Work to be completed:
Leave out pictures; repeat exactly the lines from the "Type out the text in this image." line through the last of the data below.

Material for this task:
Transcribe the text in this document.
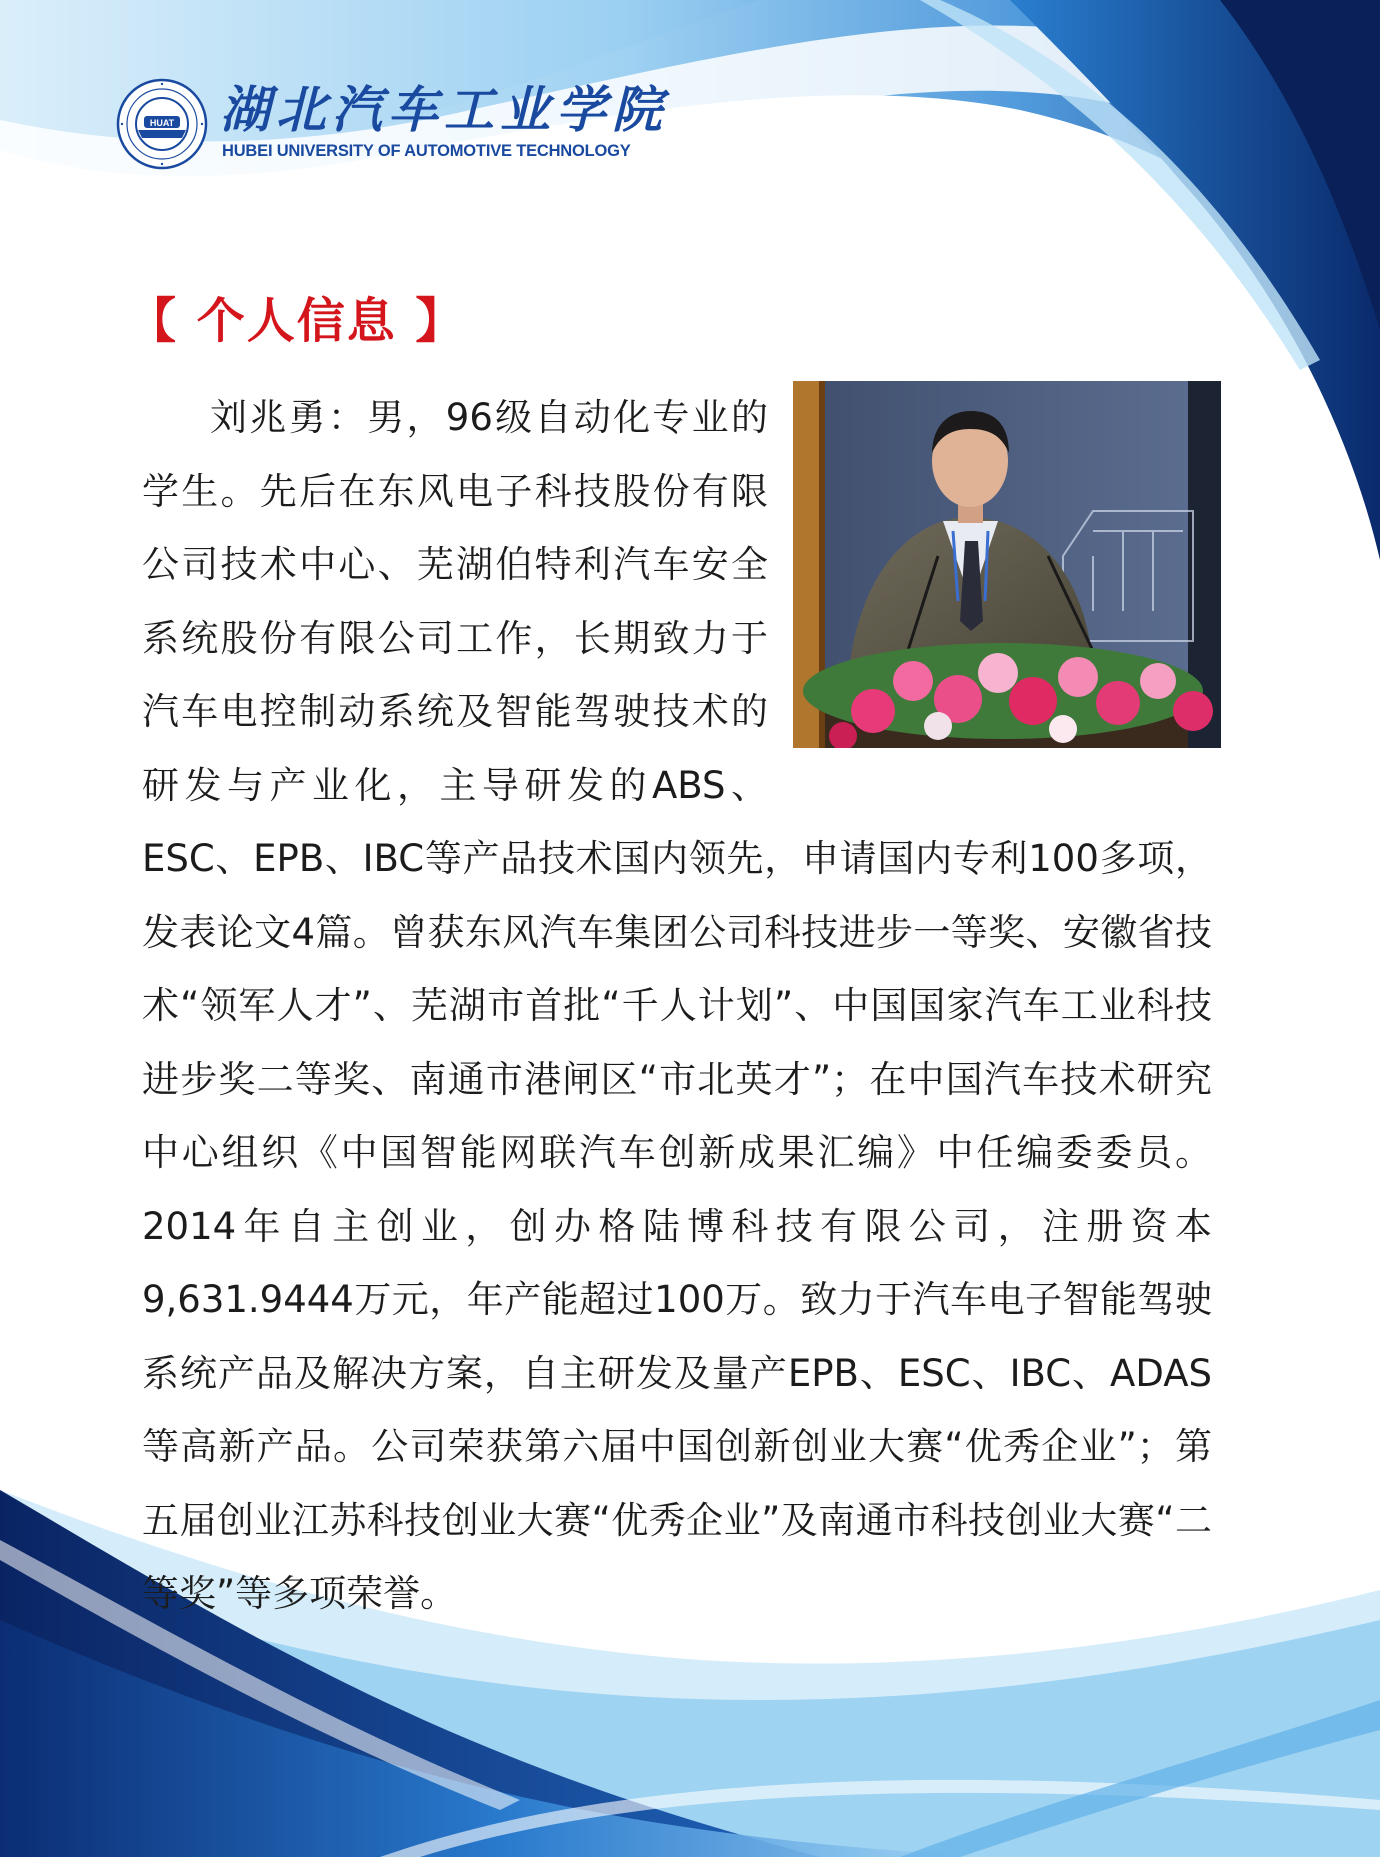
HUAT 湖北汽车工业学院
HUBEI UNIVERSITY OF AUTOMOTIVE TECHNOLOGY
【 个人信息 】

刘兆勇：男，96级自动化专业的学生。先后在东风电子科技股份有限公司技术中心、芜湖伯特利汽车安全系统股份有限公司工作，长期致力于汽车电控制动系统及智能驾驶技术的研发与产业化，主导研发的ABS、ESC、EPB、IBC等产品技术国内领先，申请国内专利100多项，发表论文4篇。曾获东风汽车集团公司科技进步一等奖、安徽省技术“领军人才”、芜湖市首批“千人计划”、中国国家汽车工业科技进步奖二等奖、南通市港闸区“市北英才”；在中国汽车技术研究中心组织《中国智能网联汽车创新成果汇编》中任编委委员。2014年自主创业，创办格陆博科技有限公司，注册资本9,631.9444万元，年产能超过100万。致力于汽车电子智能驾驶系统产品及解决方案，自主研发及量产EPB、ESC、IBC、ADAS等高新产品。公司荣获第六届中国创新创业大赛“优秀企业”；第五届创业江苏科技创业大赛“优秀企业”及南通市科技创业大赛“二等奖”等多项荣誉。
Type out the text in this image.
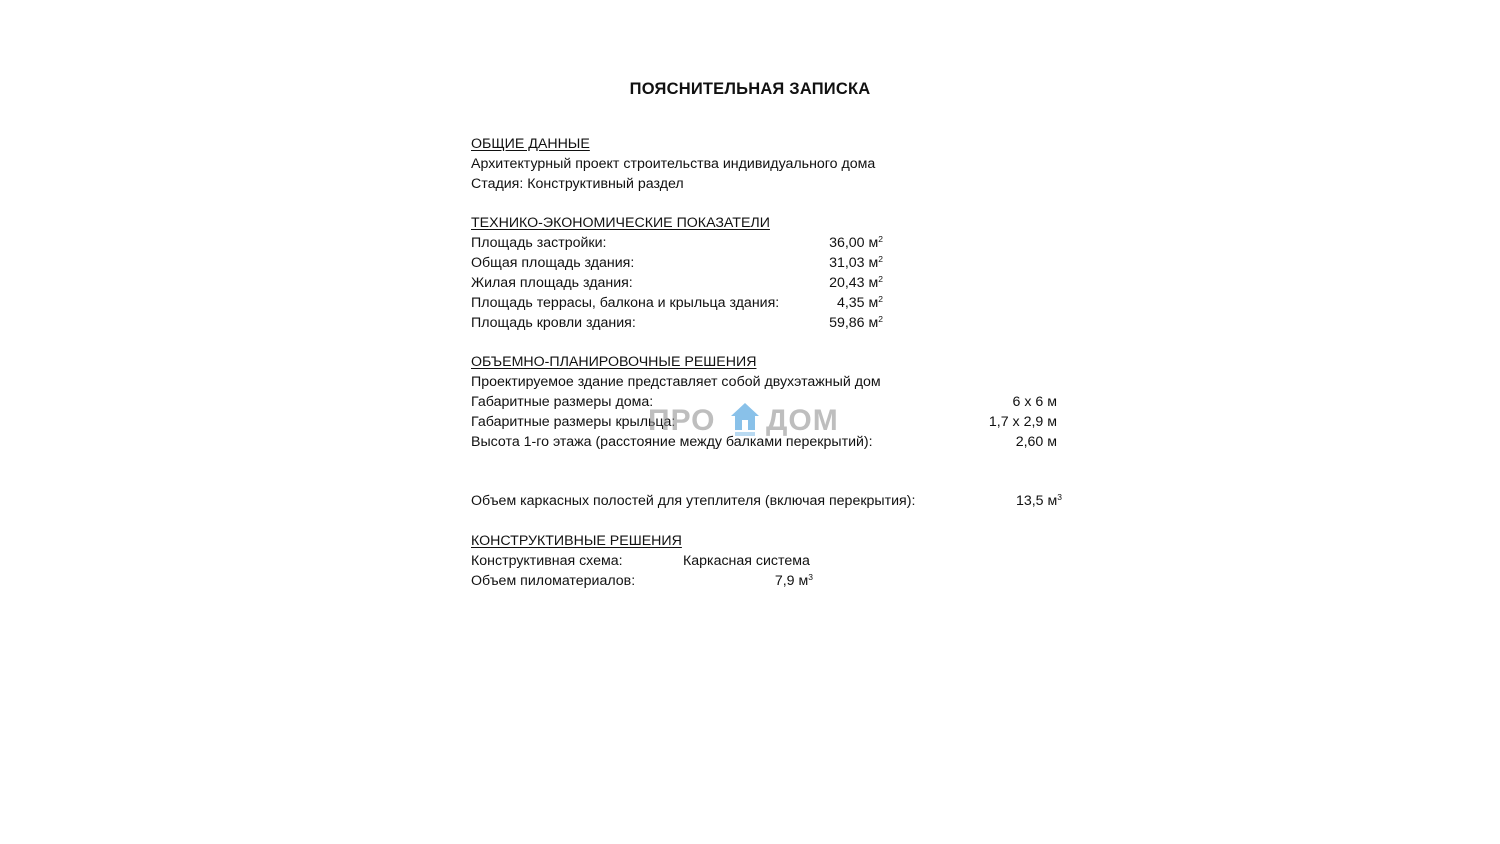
ПОЯСНИТЕЛЬНАЯ ЗАПИСКА
ОБЩИЕ ДАННЫЕ
Архитектурный проект строительства индивидуального дома
Стадия: Конструктивный раздел
ТЕХНИКО-ЭКОНОМИЧЕСКИЕ ПОКАЗАТЕЛИ
Площадь застройки:	36,00 $м^2$
Общая площадь здания:	31,03 $м^2$
Жилая площадь здания:	20,43 $м^2$
Площадь террасы, балкона и крыльца здания:	4,35 $м^2$
Площадь кровли здания:	59,86 $м^2$
ОБЪЕМНО-ПЛАНИРОВОЧНЫЕ РЕШЕНИЯ
Проектируемое здание представляет собой двухэтажный дом
Габаритные размеры дома:	6 х 6 м
Габаритные размеры крыльца:	1,7 х 2,9 м
Высота 1-го этажа (расстояние между балками перекрытий):	2,60 м
Объем каркасных полостей для утеплителя (включая перекрытия):	13,5 $м^3$
КОНСТРУКТИВНЫЕ РЕШЕНИЯ
Конструктивная схема:	Каркасная система
Объем пиломатериалов:	7,9 $м^3$
ПРО ДОМ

Task output:
Type out the text in this image.
ПОЯСНИТЕЛЬНАЯ ЗАПИСКА
ОБЩИЕ ДАННЫЕ
Архитектурный проект строительства индивидуального дома
Стадия: Конструктивный раздел
ТЕХНИКО-ЭКОНОМИЧЕСКИЕ ПОКАЗАТЕЛИ
Площадь застройки:	36,00 $м^2$
Общая площадь здания:	31,03 $м^2$
Жилая площадь здания:	20,43 $м^2$
Площадь террасы, балкона и крыльца здания:	4,35 $м^2$
Площадь кровли здания:	59,86 $м^2$
ОБЪЕМНО-ПЛАНИРОВОЧНЫЕ РЕШЕНИЯ
Проектируемое здание представляет собой двухэтажный дом
Габаритные размеры дома:	6 х 6 м
Габаритные размеры крыльца:	1,7 х 2,9 м
Высота 1-го этажа (расстояние между балками перекрытий):	2,60 м
Объем каркасных полостей для утеплителя (включая перекрытия):	13,5 $м^3$
КОНСТРУКТИВНЫЕ РЕШЕНИЯ
Конструктивная схема:	Каркасная система
Объем пиломатериалов:	7,9 $м^3$
ПРО ДОМ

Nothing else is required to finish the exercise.